Request: All the data below goes into the copy word for word, but the pictures don't.

Dataset entries:
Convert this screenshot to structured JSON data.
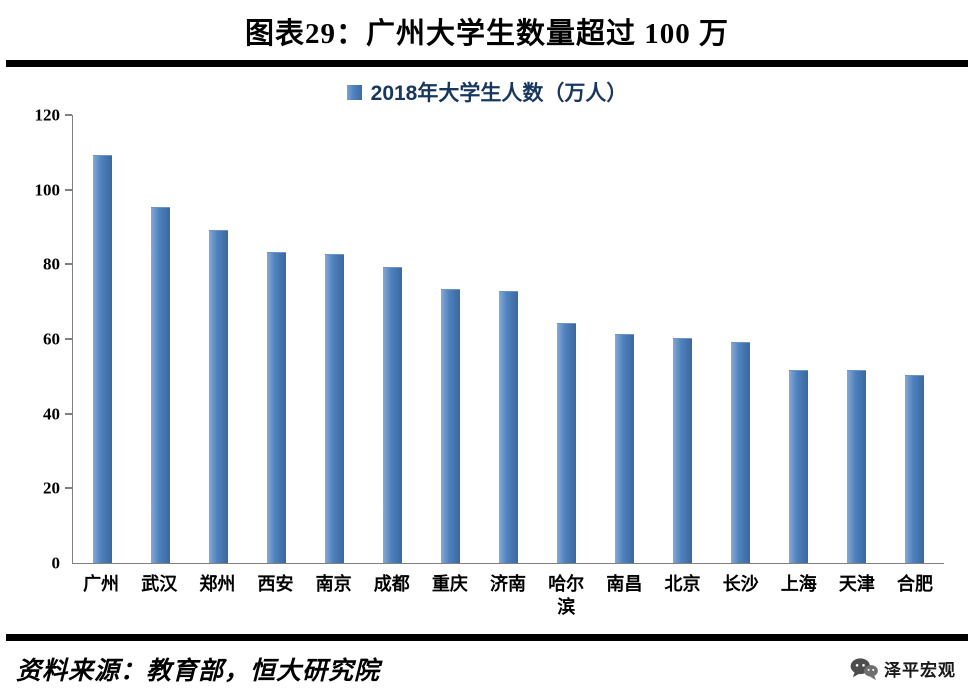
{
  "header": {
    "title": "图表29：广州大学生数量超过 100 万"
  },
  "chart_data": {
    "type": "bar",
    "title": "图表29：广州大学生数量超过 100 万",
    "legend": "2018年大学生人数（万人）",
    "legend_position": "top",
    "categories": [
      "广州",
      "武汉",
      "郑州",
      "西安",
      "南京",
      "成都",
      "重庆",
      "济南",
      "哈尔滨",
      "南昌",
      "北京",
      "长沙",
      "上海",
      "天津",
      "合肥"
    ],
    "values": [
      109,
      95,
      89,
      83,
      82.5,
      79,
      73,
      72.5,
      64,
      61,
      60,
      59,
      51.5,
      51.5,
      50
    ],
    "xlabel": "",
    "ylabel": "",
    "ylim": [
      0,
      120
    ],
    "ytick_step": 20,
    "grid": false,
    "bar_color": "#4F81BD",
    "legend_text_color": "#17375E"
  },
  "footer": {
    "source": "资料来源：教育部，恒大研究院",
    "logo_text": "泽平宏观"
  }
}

Worked answer:
Convert this screenshot to structured JSON data.
{
  "header": {
    "title": "图表29：广州大学生数量超过 100 万"
  },
  "chart_data": {
    "type": "bar",
    "title": "图表29：广州大学生数量超过 100 万",
    "legend": "2018年大学生人数（万人）",
    "legend_position": "top",
    "categories": [
      "广州",
      "武汉",
      "郑州",
      "西安",
      "南京",
      "成都",
      "重庆",
      "济南",
      "哈尔滨",
      "南昌",
      "北京",
      "长沙",
      "上海",
      "天津",
      "合肥"
    ],
    "values": [
      109,
      95,
      89,
      83,
      82.5,
      79,
      73,
      72.5,
      64,
      61,
      60,
      59,
      51.5,
      51.5,
      50
    ],
    "xlabel": "",
    "ylabel": "",
    "ylim": [
      0,
      120
    ],
    "ytick_step": 20,
    "grid": false,
    "bar_color": "#4F81BD",
    "legend_text_color": "#17375E"
  },
  "footer": {
    "source": "资料来源：教育部，恒大研究院",
    "logo_text": "泽平宏观"
  }
}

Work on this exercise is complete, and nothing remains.